* begin *

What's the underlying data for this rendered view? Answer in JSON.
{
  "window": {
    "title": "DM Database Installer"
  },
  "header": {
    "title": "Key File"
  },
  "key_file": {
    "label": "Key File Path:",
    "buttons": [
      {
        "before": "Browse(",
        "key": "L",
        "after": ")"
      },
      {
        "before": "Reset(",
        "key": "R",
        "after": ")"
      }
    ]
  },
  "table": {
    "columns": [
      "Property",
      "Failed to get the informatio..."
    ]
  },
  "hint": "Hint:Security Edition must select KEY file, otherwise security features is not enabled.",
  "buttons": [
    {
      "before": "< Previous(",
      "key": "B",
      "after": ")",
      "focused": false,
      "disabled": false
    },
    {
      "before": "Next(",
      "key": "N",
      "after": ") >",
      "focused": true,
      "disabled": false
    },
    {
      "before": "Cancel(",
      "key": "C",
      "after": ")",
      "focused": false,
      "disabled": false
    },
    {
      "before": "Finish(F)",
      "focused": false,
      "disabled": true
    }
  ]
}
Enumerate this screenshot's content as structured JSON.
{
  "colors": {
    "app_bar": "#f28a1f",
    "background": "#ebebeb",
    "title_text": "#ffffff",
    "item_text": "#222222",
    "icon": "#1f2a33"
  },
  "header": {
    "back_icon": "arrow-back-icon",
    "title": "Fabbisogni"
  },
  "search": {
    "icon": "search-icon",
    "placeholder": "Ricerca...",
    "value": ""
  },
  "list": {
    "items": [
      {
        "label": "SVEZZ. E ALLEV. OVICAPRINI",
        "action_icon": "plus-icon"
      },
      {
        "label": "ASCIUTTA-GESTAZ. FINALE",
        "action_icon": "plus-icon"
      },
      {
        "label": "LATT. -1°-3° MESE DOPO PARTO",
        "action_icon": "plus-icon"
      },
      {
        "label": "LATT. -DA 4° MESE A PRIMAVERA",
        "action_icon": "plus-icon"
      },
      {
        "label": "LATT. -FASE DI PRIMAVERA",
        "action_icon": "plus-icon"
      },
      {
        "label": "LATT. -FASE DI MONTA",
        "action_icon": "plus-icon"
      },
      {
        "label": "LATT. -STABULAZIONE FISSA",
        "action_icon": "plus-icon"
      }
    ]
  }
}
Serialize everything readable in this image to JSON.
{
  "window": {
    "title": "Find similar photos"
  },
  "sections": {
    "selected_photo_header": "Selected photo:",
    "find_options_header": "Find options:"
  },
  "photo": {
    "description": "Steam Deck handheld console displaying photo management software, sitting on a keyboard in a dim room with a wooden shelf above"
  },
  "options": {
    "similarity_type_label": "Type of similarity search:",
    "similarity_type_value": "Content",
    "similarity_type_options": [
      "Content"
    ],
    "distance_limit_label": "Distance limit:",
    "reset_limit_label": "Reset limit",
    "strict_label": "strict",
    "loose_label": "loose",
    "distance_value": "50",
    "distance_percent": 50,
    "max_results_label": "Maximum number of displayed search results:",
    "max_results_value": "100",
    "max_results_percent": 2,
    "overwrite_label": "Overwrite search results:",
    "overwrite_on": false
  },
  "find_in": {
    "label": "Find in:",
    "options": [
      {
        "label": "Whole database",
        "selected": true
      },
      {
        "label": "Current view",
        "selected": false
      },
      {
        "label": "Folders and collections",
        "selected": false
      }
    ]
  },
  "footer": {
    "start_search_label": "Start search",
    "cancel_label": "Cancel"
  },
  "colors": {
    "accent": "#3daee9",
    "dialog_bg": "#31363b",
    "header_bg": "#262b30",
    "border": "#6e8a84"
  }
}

* end *

Retype the records in full. Keep every line identical to the original.

What's the underlying data for this rendered view? Answer in JSON.
{
  "window": {
    "title": "DM Database Installer"
  },
  "header": {
    "title": "Key File"
  },
  "key_file": {
    "label": "Key File Path:",
    "buttons": [
      {
        "before": "Browse(",
        "key": "L",
        "after": ")"
      },
      {
        "before": "Reset(",
        "key": "R",
        "after": ")"
      }
    ]
  },
  "table": {
    "columns": [
      "Property",
      "Failed to get the informatio..."
    ]
  },
  "hint": "Hint:Security Edition must select KEY file, otherwise security features is not enabled.",
  "buttons": [
    {
      "before": "< Previous(",
      "key": "B",
      "after": ")",
      "focused": false,
      "disabled": false
    },
    {
      "before": "Next(",
      "key": "N",
      "after": ") >",
      "focused": true,
      "disabled": false
    },
    {
      "before": "Cancel(",
      "key": "C",
      "after": ")",
      "focused": false,
      "disabled": false
    },
    {
      "before": "Finish(F)",
      "focused": false,
      "disabled": true
    }
  ]
}
Enumerate this screenshot's content as structured JSON.
{
  "colors": {
    "app_bar": "#f28a1f",
    "background": "#ebebeb",
    "title_text": "#ffffff",
    "item_text": "#222222",
    "icon": "#1f2a33"
  },
  "header": {
    "back_icon": "arrow-back-icon",
    "title": "Fabbisogni"
  },
  "search": {
    "icon": "search-icon",
    "placeholder": "Ricerca...",
    "value": ""
  },
  "list": {
    "items": [
      {
        "label": "SVEZZ. E ALLEV. OVICAPRINI",
        "action_icon": "plus-icon"
      },
      {
        "label": "ASCIUTTA-GESTAZ. FINALE",
        "action_icon": "plus-icon"
      },
      {
        "label": "LATT. -1°-3° MESE DOPO PARTO",
        "action_icon": "plus-icon"
      },
      {
        "label": "LATT. -DA 4° MESE A PRIMAVERA",
        "action_icon": "plus-icon"
      },
      {
        "label": "LATT. -FASE DI PRIMAVERA",
        "action_icon": "plus-icon"
      },
      {
        "label": "LATT. -FASE DI MONTA",
        "action_icon": "plus-icon"
      },
      {
        "label": "LATT. -STABULAZIONE FISSA",
        "action_icon": "plus-icon"
      }
    ]
  }
}
Serialize everything readable in this image to JSON.
{
  "window": {
    "title": "Find similar photos"
  },
  "sections": {
    "selected_photo_header": "Selected photo:",
    "find_options_header": "Find options:"
  },
  "photo": {
    "description": "Steam Deck handheld console displaying photo management software, sitting on a keyboard in a dim room with a wooden shelf above"
  },
  "options": {
    "similarity_type_label": "Type of similarity search:",
    "similarity_type_value": "Content",
    "similarity_type_options": [
      "Content"
    ],
    "distance_limit_label": "Distance limit:",
    "reset_limit_label": "Reset limit",
    "strict_label": "strict",
    "loose_label": "loose",
    "distance_value": "50",
    "distance_percent": 50,
    "max_results_label": "Maximum number of displayed search results:",
    "max_results_value": "100",
    "max_results_percent": 2,
    "overwrite_label": "Overwrite search results:",
    "overwrite_on": false
  },
  "find_in": {
    "label": "Find in:",
    "options": [
      {
        "label": "Whole database",
        "selected": true
      },
      {
        "label": "Current view",
        "selected": false
      },
      {
        "label": "Folders and collections",
        "selected": false
      }
    ]
  },
  "footer": {
    "start_search_label": "Start search",
    "cancel_label": "Cancel"
  },
  "colors": {
    "accent": "#3daee9",
    "dialog_bg": "#31363b",
    "header_bg": "#262b30",
    "border": "#6e8a84"
  }
}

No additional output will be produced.